### DATA FOR PROCESSING
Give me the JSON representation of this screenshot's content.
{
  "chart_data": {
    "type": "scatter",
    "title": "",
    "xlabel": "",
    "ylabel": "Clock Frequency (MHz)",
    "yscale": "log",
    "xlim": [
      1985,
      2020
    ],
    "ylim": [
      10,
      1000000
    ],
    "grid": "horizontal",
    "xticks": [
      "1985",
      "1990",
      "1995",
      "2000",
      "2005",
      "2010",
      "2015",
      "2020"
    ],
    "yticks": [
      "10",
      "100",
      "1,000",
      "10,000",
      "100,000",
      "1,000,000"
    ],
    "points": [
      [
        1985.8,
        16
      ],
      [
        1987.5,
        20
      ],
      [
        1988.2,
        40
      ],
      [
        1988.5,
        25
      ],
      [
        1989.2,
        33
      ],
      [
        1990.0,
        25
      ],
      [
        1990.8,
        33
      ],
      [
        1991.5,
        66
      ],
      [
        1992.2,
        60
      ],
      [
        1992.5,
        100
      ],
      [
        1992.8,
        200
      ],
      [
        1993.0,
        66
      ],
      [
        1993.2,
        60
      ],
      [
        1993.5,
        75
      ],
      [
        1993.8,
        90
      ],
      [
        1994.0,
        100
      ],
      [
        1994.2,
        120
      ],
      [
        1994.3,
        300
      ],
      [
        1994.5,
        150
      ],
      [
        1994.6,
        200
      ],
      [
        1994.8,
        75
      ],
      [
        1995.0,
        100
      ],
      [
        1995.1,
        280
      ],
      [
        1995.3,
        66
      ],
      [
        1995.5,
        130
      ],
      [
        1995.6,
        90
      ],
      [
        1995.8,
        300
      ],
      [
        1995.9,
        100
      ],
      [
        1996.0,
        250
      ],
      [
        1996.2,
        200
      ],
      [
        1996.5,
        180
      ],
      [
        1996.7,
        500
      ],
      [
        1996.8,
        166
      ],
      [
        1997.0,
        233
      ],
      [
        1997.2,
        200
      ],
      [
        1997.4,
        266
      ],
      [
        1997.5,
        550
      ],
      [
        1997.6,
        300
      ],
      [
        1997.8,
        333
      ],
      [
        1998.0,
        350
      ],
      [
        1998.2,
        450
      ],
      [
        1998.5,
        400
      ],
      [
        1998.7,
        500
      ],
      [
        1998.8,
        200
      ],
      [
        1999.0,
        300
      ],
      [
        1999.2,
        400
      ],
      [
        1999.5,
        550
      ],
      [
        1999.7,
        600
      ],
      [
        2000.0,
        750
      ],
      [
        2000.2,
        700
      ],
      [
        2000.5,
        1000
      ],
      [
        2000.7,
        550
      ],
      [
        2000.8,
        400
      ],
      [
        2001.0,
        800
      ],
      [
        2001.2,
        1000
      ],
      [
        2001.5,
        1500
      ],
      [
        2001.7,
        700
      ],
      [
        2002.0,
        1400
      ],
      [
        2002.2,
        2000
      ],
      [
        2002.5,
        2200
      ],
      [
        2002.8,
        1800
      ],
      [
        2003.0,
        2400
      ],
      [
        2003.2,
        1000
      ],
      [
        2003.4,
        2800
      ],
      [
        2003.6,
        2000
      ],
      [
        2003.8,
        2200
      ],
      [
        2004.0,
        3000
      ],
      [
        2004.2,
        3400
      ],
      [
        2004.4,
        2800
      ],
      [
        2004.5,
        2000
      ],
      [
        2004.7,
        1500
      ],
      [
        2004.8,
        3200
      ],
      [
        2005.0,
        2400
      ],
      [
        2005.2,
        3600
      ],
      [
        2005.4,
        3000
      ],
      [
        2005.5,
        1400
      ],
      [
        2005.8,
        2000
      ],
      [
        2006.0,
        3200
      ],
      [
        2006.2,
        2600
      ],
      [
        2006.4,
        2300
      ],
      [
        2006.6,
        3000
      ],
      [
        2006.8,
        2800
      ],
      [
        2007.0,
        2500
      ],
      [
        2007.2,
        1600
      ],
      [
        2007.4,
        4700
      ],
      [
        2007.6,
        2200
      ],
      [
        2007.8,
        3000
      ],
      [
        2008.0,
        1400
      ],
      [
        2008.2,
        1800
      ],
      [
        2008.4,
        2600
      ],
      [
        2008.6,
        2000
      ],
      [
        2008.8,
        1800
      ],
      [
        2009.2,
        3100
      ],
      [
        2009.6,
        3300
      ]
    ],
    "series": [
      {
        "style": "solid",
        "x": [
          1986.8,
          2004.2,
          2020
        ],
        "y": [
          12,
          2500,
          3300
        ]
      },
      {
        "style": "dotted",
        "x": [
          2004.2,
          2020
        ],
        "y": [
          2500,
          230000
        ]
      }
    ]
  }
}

### GOAL OF THE EXERCISE
Repeat the data above exactly.

### EXERCISE RESULT
Give me the JSON representation of this screenshot's content.
{
  "chart_data": {
    "type": "scatter",
    "title": "",
    "xlabel": "",
    "ylabel": "Clock Frequency (MHz)",
    "yscale": "log",
    "xlim": [
      1985,
      2020
    ],
    "ylim": [
      10,
      1000000
    ],
    "grid": "horizontal",
    "xticks": [
      "1985",
      "1990",
      "1995",
      "2000",
      "2005",
      "2010",
      "2015",
      "2020"
    ],
    "yticks": [
      "10",
      "100",
      "1,000",
      "10,000",
      "100,000",
      "1,000,000"
    ],
    "points": [
      [
        1985.8,
        16
      ],
      [
        1987.5,
        20
      ],
      [
        1988.2,
        40
      ],
      [
        1988.5,
        25
      ],
      [
        1989.2,
        33
      ],
      [
        1990.0,
        25
      ],
      [
        1990.8,
        33
      ],
      [
        1991.5,
        66
      ],
      [
        1992.2,
        60
      ],
      [
        1992.5,
        100
      ],
      [
        1992.8,
        200
      ],
      [
        1993.0,
        66
      ],
      [
        1993.2,
        60
      ],
      [
        1993.5,
        75
      ],
      [
        1993.8,
        90
      ],
      [
        1994.0,
        100
      ],
      [
        1994.2,
        120
      ],
      [
        1994.3,
        300
      ],
      [
        1994.5,
        150
      ],
      [
        1994.6,
        200
      ],
      [
        1994.8,
        75
      ],
      [
        1995.0,
        100
      ],
      [
        1995.1,
        280
      ],
      [
        1995.3,
        66
      ],
      [
        1995.5,
        130
      ],
      [
        1995.6,
        90
      ],
      [
        1995.8,
        300
      ],
      [
        1995.9,
        100
      ],
      [
        1996.0,
        250
      ],
      [
        1996.2,
        200
      ],
      [
        1996.5,
        180
      ],
      [
        1996.7,
        500
      ],
      [
        1996.8,
        166
      ],
      [
        1997.0,
        233
      ],
      [
        1997.2,
        200
      ],
      [
        1997.4,
        266
      ],
      [
        1997.5,
        550
      ],
      [
        1997.6,
        300
      ],
      [
        1997.8,
        333
      ],
      [
        1998.0,
        350
      ],
      [
        1998.2,
        450
      ],
      [
        1998.5,
        400
      ],
      [
        1998.7,
        500
      ],
      [
        1998.8,
        200
      ],
      [
        1999.0,
        300
      ],
      [
        1999.2,
        400
      ],
      [
        1999.5,
        550
      ],
      [
        1999.7,
        600
      ],
      [
        2000.0,
        750
      ],
      [
        2000.2,
        700
      ],
      [
        2000.5,
        1000
      ],
      [
        2000.7,
        550
      ],
      [
        2000.8,
        400
      ],
      [
        2001.0,
        800
      ],
      [
        2001.2,
        1000
      ],
      [
        2001.5,
        1500
      ],
      [
        2001.7,
        700
      ],
      [
        2002.0,
        1400
      ],
      [
        2002.2,
        2000
      ],
      [
        2002.5,
        2200
      ],
      [
        2002.8,
        1800
      ],
      [
        2003.0,
        2400
      ],
      [
        2003.2,
        1000
      ],
      [
        2003.4,
        2800
      ],
      [
        2003.6,
        2000
      ],
      [
        2003.8,
        2200
      ],
      [
        2004.0,
        3000
      ],
      [
        2004.2,
        3400
      ],
      [
        2004.4,
        2800
      ],
      [
        2004.5,
        2000
      ],
      [
        2004.7,
        1500
      ],
      [
        2004.8,
        3200
      ],
      [
        2005.0,
        2400
      ],
      [
        2005.2,
        3600
      ],
      [
        2005.4,
        3000
      ],
      [
        2005.5,
        1400
      ],
      [
        2005.8,
        2000
      ],
      [
        2006.0,
        3200
      ],
      [
        2006.2,
        2600
      ],
      [
        2006.4,
        2300
      ],
      [
        2006.6,
        3000
      ],
      [
        2006.8,
        2800
      ],
      [
        2007.0,
        2500
      ],
      [
        2007.2,
        1600
      ],
      [
        2007.4,
        4700
      ],
      [
        2007.6,
        2200
      ],
      [
        2007.8,
        3000
      ],
      [
        2008.0,
        1400
      ],
      [
        2008.2,
        1800
      ],
      [
        2008.4,
        2600
      ],
      [
        2008.6,
        2000
      ],
      [
        2008.8,
        1800
      ],
      [
        2009.2,
        3100
      ],
      [
        2009.6,
        3300
      ]
    ],
    "series": [
      {
        "style": "solid",
        "x": [
          1986.8,
          2004.2,
          2020
        ],
        "y": [
          12,
          2500,
          3300
        ]
      },
      {
        "style": "dotted",
        "x": [
          2004.2,
          2020
        ],
        "y": [
          2500,
          230000
        ]
      }
    ]
  }
}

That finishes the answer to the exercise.